#### AIM OF THE EXERCISE:
Please print every line from the one containing "Convert this document image to plain text." through the last line of the records below, exactly as written and nothing more.

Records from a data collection
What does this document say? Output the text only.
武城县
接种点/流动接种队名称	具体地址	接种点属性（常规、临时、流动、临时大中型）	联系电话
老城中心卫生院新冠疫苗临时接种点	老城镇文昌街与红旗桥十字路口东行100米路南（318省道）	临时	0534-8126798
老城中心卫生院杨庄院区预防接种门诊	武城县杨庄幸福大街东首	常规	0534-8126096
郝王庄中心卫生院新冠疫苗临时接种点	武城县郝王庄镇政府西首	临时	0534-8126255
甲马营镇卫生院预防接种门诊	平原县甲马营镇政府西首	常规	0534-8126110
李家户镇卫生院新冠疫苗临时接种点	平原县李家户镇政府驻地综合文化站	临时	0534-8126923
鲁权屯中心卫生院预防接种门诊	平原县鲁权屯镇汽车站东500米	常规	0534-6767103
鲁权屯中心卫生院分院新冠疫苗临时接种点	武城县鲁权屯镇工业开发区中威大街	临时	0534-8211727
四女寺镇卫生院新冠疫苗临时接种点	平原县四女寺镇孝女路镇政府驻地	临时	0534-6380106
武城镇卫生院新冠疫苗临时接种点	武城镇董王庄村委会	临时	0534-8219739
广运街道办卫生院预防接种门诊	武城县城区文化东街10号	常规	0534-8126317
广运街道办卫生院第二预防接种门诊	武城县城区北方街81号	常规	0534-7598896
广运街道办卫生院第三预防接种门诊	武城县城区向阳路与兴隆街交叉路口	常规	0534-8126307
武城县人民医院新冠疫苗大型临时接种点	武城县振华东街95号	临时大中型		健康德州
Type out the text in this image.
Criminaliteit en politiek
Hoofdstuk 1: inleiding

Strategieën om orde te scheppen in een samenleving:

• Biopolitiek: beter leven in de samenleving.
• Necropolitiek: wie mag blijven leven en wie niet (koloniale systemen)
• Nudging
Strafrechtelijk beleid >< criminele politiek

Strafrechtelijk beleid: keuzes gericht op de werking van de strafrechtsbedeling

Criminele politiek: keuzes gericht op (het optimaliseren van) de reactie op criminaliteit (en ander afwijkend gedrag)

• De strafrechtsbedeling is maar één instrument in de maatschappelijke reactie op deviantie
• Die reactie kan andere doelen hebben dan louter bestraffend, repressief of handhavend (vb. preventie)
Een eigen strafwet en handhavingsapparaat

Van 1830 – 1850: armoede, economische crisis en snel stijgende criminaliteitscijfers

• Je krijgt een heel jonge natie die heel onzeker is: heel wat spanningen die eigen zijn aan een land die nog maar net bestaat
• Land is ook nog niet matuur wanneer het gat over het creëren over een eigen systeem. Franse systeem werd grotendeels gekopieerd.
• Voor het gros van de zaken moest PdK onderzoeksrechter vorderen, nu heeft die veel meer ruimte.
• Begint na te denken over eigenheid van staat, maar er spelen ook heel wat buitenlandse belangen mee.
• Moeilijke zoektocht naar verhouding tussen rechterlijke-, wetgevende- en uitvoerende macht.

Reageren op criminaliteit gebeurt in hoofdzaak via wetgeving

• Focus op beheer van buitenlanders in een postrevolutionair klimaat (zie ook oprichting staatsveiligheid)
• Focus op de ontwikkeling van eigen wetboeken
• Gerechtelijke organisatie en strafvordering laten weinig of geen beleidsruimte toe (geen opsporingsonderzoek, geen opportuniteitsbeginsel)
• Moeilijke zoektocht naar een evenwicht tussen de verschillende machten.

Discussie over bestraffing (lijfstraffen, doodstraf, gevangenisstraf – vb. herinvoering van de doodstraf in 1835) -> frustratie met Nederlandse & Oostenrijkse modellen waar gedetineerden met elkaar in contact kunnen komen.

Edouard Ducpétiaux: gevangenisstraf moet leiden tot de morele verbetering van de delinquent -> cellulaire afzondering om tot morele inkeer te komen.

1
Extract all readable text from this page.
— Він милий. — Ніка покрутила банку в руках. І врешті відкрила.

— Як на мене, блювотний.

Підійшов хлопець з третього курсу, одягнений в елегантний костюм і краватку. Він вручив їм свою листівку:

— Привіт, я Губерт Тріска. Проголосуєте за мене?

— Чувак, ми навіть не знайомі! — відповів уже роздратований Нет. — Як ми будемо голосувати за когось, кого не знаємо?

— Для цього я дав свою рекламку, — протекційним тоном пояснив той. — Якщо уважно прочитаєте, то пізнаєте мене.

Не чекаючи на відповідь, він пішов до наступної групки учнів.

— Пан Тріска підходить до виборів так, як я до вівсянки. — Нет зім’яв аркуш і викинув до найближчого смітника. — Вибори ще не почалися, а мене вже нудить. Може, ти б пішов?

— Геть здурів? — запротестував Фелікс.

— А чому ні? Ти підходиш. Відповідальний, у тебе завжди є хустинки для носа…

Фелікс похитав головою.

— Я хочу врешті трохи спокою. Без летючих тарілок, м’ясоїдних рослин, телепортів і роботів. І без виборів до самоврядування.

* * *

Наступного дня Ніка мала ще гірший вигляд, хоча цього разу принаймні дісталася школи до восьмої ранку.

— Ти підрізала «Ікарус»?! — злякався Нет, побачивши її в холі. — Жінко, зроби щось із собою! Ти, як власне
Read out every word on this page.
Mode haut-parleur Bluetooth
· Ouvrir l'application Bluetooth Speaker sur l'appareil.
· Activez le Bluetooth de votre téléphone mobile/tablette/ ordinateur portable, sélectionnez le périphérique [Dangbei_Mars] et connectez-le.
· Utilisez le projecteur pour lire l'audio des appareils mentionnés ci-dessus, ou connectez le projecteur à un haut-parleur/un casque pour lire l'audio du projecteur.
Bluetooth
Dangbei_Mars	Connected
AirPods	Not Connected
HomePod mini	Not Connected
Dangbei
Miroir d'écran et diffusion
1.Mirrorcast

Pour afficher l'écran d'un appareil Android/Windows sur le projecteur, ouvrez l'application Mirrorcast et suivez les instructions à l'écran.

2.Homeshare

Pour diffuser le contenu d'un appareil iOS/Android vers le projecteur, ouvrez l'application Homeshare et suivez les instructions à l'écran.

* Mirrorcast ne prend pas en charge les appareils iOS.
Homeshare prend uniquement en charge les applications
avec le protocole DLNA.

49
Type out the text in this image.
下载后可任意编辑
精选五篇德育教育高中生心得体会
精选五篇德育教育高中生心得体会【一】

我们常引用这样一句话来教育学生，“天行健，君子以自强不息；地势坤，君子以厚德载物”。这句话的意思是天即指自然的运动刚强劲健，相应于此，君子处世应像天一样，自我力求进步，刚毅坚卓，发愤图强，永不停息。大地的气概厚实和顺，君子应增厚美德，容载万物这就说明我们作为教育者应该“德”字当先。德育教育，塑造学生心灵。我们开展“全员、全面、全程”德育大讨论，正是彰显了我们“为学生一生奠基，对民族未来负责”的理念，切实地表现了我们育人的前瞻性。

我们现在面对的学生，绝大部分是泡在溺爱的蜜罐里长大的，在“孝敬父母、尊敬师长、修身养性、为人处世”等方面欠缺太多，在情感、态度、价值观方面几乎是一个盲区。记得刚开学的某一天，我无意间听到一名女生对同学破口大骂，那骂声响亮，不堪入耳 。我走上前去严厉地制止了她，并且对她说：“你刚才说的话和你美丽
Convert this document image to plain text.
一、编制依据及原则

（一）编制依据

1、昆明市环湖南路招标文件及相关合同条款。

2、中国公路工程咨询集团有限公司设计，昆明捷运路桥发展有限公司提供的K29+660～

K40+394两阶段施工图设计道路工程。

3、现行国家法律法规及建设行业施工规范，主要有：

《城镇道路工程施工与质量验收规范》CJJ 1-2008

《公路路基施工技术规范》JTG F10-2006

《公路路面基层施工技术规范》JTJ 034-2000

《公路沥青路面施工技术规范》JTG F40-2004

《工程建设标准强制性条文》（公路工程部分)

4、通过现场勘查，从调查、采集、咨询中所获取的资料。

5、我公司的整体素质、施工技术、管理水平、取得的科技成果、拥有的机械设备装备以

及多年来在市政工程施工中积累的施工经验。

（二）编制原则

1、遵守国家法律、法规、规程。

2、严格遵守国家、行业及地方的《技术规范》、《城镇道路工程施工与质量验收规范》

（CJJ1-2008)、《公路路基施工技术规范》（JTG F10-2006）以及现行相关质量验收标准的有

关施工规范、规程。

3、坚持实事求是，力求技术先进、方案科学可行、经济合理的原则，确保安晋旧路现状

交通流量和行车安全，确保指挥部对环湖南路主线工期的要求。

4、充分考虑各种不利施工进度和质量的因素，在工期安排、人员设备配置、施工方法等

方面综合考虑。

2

#### SOLUTION BELOW:
Convert this document image to plain text.
一、编制依据及原则

（一）编制依据

1、昆明市环湖南路招标文件及相关合同条款。

2、中国公路工程咨询集团有限公司设计，昆明捷运路桥发展有限公司提供的K29+660～

K40+394两阶段施工图设计道路工程。

3、现行国家法律法规及建设行业施工规范，主要有：

《城镇道路工程施工与质量验收规范》CJJ 1-2008

《公路路基施工技术规范》JTG F10-2006

《公路路面基层施工技术规范》JTJ 034-2000

《公路沥青路面施工技术规范》JTG F40-2004

《工程建设标准强制性条文》（公路工程部分)

4、通过现场勘查，从调查、采集、咨询中所获取的资料。

5、我公司的整体素质、施工技术、管理水平、取得的科技成果、拥有的机械设备装备以

及多年来在市政工程施工中积累的施工经验。

（二）编制原则

1、遵守国家法律、法规、规程。

2、严格遵守国家、行业及地方的《技术规范》、《城镇道路工程施工与质量验收规范》

（CJJ1-2008)、《公路路基施工技术规范》（JTG F10-2006）以及现行相关质量验收标准的有

关施工规范、规程。

3、坚持实事求是，力求技术先进、方案科学可行、经济合理的原则，确保安晋旧路现状

交通流量和行车安全，确保指挥部对环湖南路主线工期的要求。

4、充分考虑各种不利施工进度和质量的因素，在工期安排、人员设备配置、施工方法等

方面综合考虑。

2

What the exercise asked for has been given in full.